> _STATED PROBLEM_
Only the lines holding the string "title" are needed. Copy each one.

> _MATERIAL FOR THIS EXERCISE_

####################

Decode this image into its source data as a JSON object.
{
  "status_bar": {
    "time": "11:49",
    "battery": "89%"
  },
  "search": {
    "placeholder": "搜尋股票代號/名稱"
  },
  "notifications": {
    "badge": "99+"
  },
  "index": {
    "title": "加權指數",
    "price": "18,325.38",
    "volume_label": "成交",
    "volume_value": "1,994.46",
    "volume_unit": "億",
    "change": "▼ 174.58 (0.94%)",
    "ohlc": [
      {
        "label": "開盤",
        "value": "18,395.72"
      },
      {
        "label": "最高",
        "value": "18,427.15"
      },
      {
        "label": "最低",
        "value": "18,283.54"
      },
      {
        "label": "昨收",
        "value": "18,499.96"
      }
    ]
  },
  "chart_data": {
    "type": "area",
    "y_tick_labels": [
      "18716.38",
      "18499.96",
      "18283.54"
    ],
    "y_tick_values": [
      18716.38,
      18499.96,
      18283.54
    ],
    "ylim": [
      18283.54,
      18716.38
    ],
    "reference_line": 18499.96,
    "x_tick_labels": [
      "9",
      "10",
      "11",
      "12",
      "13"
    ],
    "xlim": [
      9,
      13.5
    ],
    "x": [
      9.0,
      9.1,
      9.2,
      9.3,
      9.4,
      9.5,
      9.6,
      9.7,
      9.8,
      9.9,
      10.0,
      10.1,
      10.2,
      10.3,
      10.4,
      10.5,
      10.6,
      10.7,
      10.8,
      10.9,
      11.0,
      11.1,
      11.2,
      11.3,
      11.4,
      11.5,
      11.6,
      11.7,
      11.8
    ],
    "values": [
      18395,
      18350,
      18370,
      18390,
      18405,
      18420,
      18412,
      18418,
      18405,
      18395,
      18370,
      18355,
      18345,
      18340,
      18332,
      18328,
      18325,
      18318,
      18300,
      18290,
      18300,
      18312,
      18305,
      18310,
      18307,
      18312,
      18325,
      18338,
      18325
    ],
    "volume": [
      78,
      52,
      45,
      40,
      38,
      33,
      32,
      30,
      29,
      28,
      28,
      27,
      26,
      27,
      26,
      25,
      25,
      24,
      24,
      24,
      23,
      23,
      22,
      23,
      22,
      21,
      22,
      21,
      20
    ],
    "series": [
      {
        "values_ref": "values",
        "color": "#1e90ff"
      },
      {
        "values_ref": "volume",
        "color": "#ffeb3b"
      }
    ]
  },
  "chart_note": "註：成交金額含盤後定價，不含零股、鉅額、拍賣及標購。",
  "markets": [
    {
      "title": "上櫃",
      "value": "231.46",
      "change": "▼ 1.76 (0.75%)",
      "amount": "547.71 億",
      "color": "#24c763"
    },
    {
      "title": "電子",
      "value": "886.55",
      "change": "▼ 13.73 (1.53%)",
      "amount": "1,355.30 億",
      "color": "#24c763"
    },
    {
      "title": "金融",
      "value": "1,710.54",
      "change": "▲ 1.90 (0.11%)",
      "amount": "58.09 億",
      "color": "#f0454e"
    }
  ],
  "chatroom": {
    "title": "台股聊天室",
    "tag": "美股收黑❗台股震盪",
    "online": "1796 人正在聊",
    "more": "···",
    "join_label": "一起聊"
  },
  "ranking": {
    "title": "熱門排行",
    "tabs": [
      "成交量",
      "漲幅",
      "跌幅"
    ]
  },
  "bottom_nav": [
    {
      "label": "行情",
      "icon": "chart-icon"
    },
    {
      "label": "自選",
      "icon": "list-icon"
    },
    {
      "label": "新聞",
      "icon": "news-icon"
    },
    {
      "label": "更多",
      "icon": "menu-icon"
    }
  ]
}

####################

> _FINAL RESULT_
    "title": "加權指數",
      "title": "上櫃",
      "title": "電子",
      "title": "金融",
    "title": "台股聊天室",
    "title": "熱門排行",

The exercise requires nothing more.